## START Record set

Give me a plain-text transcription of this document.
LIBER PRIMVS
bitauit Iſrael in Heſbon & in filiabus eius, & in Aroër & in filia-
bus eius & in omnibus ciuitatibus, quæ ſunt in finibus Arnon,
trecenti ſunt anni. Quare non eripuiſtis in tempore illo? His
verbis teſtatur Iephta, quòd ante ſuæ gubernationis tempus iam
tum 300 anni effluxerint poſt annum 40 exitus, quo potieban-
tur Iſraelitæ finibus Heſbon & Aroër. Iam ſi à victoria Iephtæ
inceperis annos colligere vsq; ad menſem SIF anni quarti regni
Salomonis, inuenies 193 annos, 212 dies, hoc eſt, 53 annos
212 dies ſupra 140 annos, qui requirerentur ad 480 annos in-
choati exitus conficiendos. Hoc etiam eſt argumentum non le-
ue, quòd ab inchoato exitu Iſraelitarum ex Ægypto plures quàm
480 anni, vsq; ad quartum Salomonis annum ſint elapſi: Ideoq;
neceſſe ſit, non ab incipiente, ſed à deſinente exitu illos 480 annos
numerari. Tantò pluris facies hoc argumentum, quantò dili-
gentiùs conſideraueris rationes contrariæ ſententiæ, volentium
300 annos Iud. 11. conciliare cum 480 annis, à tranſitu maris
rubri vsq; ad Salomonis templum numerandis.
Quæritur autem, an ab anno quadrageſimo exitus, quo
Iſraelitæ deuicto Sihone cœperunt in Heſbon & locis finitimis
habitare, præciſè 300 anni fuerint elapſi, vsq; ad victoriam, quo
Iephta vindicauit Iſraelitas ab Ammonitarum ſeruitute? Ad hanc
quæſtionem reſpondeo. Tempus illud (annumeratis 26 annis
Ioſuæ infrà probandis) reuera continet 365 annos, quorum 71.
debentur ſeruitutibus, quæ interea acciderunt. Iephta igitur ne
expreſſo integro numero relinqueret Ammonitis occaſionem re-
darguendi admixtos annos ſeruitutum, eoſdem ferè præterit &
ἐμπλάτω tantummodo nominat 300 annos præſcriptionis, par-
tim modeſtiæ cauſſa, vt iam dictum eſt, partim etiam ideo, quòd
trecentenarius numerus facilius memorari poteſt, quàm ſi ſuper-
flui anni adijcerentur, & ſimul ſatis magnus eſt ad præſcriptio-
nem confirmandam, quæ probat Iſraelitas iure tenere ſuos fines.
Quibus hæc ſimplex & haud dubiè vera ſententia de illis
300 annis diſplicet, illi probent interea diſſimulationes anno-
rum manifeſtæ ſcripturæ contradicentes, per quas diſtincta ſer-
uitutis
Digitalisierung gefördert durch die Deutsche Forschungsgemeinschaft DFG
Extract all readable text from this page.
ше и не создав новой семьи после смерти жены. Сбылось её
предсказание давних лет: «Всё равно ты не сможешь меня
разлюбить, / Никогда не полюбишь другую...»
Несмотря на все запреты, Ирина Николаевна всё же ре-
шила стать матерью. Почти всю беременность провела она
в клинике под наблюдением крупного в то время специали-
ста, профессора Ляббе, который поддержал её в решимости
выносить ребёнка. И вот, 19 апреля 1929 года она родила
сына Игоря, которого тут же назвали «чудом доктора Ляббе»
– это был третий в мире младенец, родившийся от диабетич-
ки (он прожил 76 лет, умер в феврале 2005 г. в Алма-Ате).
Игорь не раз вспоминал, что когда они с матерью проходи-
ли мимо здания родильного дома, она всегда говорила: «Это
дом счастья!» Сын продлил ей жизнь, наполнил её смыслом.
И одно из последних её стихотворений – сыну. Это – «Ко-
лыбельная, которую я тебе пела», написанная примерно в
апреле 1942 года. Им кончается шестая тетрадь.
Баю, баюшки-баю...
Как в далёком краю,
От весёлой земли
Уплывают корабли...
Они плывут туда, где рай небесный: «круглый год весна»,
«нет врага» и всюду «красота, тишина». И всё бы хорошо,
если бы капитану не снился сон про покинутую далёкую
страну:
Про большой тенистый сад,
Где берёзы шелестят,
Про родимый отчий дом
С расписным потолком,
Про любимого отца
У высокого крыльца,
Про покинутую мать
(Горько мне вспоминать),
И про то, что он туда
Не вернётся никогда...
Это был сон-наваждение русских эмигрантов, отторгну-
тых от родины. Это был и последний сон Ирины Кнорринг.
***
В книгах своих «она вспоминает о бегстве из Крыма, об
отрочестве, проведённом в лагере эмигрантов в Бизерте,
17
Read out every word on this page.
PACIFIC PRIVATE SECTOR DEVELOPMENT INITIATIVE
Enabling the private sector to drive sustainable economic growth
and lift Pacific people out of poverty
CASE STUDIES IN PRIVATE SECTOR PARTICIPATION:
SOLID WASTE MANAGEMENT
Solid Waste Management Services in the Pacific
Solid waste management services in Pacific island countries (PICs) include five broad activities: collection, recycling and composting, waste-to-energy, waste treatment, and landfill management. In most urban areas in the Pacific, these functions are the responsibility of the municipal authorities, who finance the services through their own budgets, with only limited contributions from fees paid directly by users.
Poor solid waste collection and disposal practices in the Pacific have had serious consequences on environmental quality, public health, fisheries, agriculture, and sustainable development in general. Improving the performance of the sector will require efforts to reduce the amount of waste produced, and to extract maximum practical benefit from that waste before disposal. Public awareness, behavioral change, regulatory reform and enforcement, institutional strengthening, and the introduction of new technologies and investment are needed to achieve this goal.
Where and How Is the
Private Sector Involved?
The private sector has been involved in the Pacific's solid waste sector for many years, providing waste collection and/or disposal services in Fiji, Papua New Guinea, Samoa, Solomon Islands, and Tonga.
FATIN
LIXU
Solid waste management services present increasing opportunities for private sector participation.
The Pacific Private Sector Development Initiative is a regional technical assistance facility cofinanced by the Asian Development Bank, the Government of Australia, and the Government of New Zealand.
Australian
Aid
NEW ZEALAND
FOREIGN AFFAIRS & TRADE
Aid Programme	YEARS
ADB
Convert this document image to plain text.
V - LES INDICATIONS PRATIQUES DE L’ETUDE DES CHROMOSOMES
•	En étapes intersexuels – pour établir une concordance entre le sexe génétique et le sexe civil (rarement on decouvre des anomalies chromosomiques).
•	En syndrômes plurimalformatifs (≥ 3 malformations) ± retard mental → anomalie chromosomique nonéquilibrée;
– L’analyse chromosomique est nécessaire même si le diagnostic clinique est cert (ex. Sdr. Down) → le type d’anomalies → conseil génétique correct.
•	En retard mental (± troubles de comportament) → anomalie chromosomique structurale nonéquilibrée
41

## END Record set

Reproduce all of the material above word for word.

Give me a plain-text transcription of this document.
LIBER PRIMVS
bitauit Iſrael in Heſbon & in filiabus eius, & in Aroër & in filia-
bus eius & in omnibus ciuitatibus, quæ ſunt in finibus Arnon,
trecenti ſunt anni. Quare non eripuiſtis in tempore illo? His
verbis teſtatur Iephta, quòd ante ſuæ gubernationis tempus iam
tum 300 anni effluxerint poſt annum 40 exitus, quo potieban-
tur Iſraelitæ finibus Heſbon & Aroër. Iam ſi à victoria Iephtæ
inceperis annos colligere vsq; ad menſem SIF anni quarti regni
Salomonis, inuenies 193 annos, 212 dies, hoc eſt, 53 annos
212 dies ſupra 140 annos, qui requirerentur ad 480 annos in-
choati exitus conficiendos. Hoc etiam eſt argumentum non le-
ue, quòd ab inchoato exitu Iſraelitarum ex Ægypto plures quàm
480 anni, vsq; ad quartum Salomonis annum ſint elapſi: Ideoq;
neceſſe ſit, non ab incipiente, ſed à deſinente exitu illos 480 annos
numerari. Tantò pluris facies hoc argumentum, quantò dili-
gentiùs conſideraueris rationes contrariæ ſententiæ, volentium
300 annos Iud. 11. conciliare cum 480 annis, à tranſitu maris
rubri vsq; ad Salomonis templum numerandis.
Quæritur autem, an ab anno quadrageſimo exitus, quo
Iſraelitæ deuicto Sihone cœperunt in Heſbon & locis finitimis
habitare, præciſè 300 anni fuerint elapſi, vsq; ad victoriam, quo
Iephta vindicauit Iſraelitas ab Ammonitarum ſeruitute? Ad hanc
quæſtionem reſpondeo. Tempus illud (annumeratis 26 annis
Ioſuæ infrà probandis) reuera continet 365 annos, quorum 71.
debentur ſeruitutibus, quæ interea acciderunt. Iephta igitur ne
expreſſo integro numero relinqueret Ammonitis occaſionem re-
darguendi admixtos annos ſeruitutum, eoſdem ferè præterit &
ἐμπλάτω tantummodo nominat 300 annos præſcriptionis, par-
tim modeſtiæ cauſſa, vt iam dictum eſt, partim etiam ideo, quòd
trecentenarius numerus facilius memorari poteſt, quàm ſi ſuper-
flui anni adijcerentur, & ſimul ſatis magnus eſt ad præſcriptio-
nem confirmandam, quæ probat Iſraelitas iure tenere ſuos fines.
Quibus hæc ſimplex & haud dubiè vera ſententia de illis
300 annis diſplicet, illi probent interea diſſimulationes anno-
rum manifeſtæ ſcripturæ contradicentes, per quas diſtincta ſer-
uitutis
Digitalisierung gefördert durch die Deutsche Forschungsgemeinschaft DFG
Extract all readable text from this page.
ше и не создав новой семьи после смерти жены. Сбылось её
предсказание давних лет: «Всё равно ты не сможешь меня
разлюбить, / Никогда не полюбишь другую...»
Несмотря на все запреты, Ирина Николаевна всё же ре-
шила стать матерью. Почти всю беременность провела она
в клинике под наблюдением крупного в то время специали-
ста, профессора Ляббе, который поддержал её в решимости
выносить ребёнка. И вот, 19 апреля 1929 года она родила
сына Игоря, которого тут же назвали «чудом доктора Ляббе»
– это был третий в мире младенец, родившийся от диабетич-
ки (он прожил 76 лет, умер в феврале 2005 г. в Алма-Ате).
Игорь не раз вспоминал, что когда они с матерью проходи-
ли мимо здания родильного дома, она всегда говорила: «Это
дом счастья!» Сын продлил ей жизнь, наполнил её смыслом.
И одно из последних её стихотворений – сыну. Это – «Ко-
лыбельная, которую я тебе пела», написанная примерно в
апреле 1942 года. Им кончается шестая тетрадь.
Баю, баюшки-баю...
Как в далёком краю,
От весёлой земли
Уплывают корабли...
Они плывут туда, где рай небесный: «круглый год весна»,
«нет врага» и всюду «красота, тишина». И всё бы хорошо,
если бы капитану не снился сон про покинутую далёкую
страну:
Про большой тенистый сад,
Где берёзы шелестят,
Про родимый отчий дом
С расписным потолком,
Про любимого отца
У высокого крыльца,
Про покинутую мать
(Горько мне вспоминать),
И про то, что он туда
Не вернётся никогда...
Это был сон-наваждение русских эмигрантов, отторгну-
тых от родины. Это был и последний сон Ирины Кнорринг.
***
В книгах своих «она вспоминает о бегстве из Крыма, об
отрочестве, проведённом в лагере эмигрантов в Бизерте,
17
Read out every word on this page.
PACIFIC PRIVATE SECTOR DEVELOPMENT INITIATIVE
Enabling the private sector to drive sustainable economic growth
and lift Pacific people out of poverty
CASE STUDIES IN PRIVATE SECTOR PARTICIPATION:
SOLID WASTE MANAGEMENT
Solid Waste Management Services in the Pacific
Solid waste management services in Pacific island countries (PICs) include five broad activities: collection, recycling and composting, waste-to-energy, waste treatment, and landfill management. In most urban areas in the Pacific, these functions are the responsibility of the municipal authorities, who finance the services through their own budgets, with only limited contributions from fees paid directly by users.
Poor solid waste collection and disposal practices in the Pacific have had serious consequences on environmental quality, public health, fisheries, agriculture, and sustainable development in general. Improving the performance of the sector will require efforts to reduce the amount of waste produced, and to extract maximum practical benefit from that waste before disposal. Public awareness, behavioral change, regulatory reform and enforcement, institutional strengthening, and the introduction of new technologies and investment are needed to achieve this goal.
Where and How Is the
Private Sector Involved?
The private sector has been involved in the Pacific's solid waste sector for many years, providing waste collection and/or disposal services in Fiji, Papua New Guinea, Samoa, Solomon Islands, and Tonga.
FATIN
LIXU
Solid waste management services present increasing opportunities for private sector participation.
The Pacific Private Sector Development Initiative is a regional technical assistance facility cofinanced by the Asian Development Bank, the Government of Australia, and the Government of New Zealand.
Australian
Aid
NEW ZEALAND
FOREIGN AFFAIRS & TRADE
Aid Programme	YEARS
ADB
Convert this document image to plain text.
V - LES INDICATIONS PRATIQUES DE L’ETUDE DES CHROMOSOMES
•	En étapes intersexuels – pour établir une concordance entre le sexe génétique et le sexe civil (rarement on decouvre des anomalies chromosomiques).
•	En syndrômes plurimalformatifs (≥ 3 malformations) ± retard mental → anomalie chromosomique nonéquilibrée;
– L’analyse chromosomique est nécessaire même si le diagnostic clinique est cert (ex. Sdr. Down) → le type d’anomalies → conseil génétique correct.
•	En retard mental (± troubles de comportament) → anomalie chromosomique structurale nonéquilibrée
41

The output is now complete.